== AIM OF THE EXERCISE ==
Copy out the lines of the records verbatim, from the very first line through the line containing "- validated-css-link[interactable]: Validated", including both ends.

=== GIVEN RECORDS ===

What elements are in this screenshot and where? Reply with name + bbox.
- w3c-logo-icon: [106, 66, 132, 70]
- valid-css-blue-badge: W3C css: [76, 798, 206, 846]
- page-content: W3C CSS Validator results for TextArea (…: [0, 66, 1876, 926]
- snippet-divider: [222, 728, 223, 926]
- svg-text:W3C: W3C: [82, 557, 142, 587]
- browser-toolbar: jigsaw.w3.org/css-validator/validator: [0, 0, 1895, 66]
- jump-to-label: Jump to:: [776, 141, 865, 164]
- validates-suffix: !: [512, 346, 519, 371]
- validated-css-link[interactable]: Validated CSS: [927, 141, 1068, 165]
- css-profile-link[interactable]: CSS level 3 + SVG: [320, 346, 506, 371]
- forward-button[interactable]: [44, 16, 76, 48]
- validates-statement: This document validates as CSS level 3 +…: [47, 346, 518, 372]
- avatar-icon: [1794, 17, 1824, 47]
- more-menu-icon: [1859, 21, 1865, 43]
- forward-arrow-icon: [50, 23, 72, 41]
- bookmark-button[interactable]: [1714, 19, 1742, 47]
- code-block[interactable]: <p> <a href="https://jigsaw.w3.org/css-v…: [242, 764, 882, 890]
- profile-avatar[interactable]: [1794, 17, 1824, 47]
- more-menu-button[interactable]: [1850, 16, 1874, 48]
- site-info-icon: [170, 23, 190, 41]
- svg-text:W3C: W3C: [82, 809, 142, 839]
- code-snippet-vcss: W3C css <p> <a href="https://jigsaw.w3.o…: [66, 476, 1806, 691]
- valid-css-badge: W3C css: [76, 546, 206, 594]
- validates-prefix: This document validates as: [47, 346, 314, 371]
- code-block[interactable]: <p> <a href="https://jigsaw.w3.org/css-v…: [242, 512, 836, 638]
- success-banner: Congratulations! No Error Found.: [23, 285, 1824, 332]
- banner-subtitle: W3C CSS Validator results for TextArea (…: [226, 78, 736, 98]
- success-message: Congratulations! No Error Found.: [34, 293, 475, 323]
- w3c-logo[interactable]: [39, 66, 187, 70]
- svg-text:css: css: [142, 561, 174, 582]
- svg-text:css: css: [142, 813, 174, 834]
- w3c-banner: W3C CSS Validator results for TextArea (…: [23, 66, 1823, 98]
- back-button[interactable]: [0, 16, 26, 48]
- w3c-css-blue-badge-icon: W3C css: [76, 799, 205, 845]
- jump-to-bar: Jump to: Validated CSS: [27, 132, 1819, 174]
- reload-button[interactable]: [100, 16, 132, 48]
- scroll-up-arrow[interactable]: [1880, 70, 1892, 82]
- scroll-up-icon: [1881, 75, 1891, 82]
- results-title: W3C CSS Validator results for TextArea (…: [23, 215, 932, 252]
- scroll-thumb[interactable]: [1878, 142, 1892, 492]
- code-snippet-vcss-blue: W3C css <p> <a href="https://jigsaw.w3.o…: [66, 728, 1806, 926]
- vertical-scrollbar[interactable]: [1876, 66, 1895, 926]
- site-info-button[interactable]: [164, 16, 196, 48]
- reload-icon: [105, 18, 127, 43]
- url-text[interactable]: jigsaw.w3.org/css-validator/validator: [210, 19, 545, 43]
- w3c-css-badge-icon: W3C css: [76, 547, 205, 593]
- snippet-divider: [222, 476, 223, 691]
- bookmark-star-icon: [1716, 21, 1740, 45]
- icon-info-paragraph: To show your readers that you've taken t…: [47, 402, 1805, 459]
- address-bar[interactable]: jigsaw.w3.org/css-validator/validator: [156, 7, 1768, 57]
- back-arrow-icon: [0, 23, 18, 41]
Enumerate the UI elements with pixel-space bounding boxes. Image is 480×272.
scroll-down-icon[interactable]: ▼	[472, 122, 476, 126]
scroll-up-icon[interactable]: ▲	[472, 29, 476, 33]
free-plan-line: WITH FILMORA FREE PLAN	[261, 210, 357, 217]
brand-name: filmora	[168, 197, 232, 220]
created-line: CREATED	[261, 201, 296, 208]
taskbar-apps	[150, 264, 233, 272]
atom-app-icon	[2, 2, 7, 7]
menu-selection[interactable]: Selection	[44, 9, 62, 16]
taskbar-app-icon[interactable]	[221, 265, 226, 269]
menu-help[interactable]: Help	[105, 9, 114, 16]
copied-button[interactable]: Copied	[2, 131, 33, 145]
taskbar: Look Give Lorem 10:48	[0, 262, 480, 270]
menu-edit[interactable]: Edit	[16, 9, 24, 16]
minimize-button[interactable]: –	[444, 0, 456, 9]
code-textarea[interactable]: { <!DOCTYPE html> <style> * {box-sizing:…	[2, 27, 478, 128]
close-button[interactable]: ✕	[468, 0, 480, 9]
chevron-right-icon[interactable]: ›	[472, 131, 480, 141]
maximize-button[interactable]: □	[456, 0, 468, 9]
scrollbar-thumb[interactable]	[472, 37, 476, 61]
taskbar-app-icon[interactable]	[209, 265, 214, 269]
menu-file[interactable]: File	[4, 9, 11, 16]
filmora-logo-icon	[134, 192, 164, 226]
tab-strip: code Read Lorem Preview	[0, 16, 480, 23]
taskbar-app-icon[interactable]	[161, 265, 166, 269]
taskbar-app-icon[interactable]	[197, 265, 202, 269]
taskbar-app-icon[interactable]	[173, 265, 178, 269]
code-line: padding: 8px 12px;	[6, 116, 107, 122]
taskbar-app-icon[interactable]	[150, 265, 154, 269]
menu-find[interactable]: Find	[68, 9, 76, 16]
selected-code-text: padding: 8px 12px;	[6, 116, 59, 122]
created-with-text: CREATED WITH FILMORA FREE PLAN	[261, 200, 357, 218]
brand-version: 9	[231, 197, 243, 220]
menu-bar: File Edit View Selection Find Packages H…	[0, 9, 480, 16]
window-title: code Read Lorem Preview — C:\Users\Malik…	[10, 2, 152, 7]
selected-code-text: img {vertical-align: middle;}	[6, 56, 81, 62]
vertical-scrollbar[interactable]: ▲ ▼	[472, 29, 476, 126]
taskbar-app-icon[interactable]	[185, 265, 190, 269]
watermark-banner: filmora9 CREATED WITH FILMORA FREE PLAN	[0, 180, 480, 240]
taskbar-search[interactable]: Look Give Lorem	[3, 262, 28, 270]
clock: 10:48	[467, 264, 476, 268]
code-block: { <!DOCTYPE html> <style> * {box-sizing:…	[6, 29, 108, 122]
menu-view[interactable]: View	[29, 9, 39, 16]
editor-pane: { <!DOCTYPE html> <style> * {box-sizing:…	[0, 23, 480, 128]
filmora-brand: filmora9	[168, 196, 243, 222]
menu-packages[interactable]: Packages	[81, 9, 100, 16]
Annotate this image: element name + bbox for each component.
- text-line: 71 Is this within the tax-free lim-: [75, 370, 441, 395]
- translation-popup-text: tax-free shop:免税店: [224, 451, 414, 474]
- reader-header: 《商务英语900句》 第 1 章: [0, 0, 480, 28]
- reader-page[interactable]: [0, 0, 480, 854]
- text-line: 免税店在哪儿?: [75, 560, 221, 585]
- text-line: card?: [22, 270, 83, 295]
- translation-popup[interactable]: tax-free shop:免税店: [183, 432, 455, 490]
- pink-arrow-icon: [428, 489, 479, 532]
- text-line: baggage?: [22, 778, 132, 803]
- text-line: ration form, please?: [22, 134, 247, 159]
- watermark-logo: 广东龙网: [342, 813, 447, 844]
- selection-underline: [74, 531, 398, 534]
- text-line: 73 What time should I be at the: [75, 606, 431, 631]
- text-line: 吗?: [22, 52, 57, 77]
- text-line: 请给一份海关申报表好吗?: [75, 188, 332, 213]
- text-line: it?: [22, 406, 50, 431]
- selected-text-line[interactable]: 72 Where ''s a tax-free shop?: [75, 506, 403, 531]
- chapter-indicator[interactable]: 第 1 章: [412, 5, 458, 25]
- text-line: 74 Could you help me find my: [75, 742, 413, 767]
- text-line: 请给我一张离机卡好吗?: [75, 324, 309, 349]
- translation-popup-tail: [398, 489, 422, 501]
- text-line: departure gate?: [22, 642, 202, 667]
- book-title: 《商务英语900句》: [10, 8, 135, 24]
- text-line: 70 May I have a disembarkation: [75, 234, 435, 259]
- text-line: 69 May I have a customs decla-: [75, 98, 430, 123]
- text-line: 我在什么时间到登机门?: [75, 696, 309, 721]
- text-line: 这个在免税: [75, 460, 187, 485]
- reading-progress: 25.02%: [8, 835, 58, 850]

===

== WRITTEN RESPONSE ==
What elements are in this screenshot and where? Reply with name + bbox.
- w3c-logo-icon: [106, 66, 132, 70]
- valid-css-blue-badge: W3C css: [76, 798, 206, 846]
- page-content: W3C CSS Validator results for TextArea (…: [0, 66, 1876, 926]
- snippet-divider: [222, 728, 223, 926]
- svg-text:W3C: W3C: [82, 557, 142, 587]
- browser-toolbar: jigsaw.w3.org/css-validator/validator: [0, 0, 1895, 66]
- jump-to-label: Jump to:: [776, 141, 865, 164]
- validates-suffix: !: [512, 346, 519, 371]
- validated-css-link[interactable]: Validated CSS: [927, 141, 1068, 165]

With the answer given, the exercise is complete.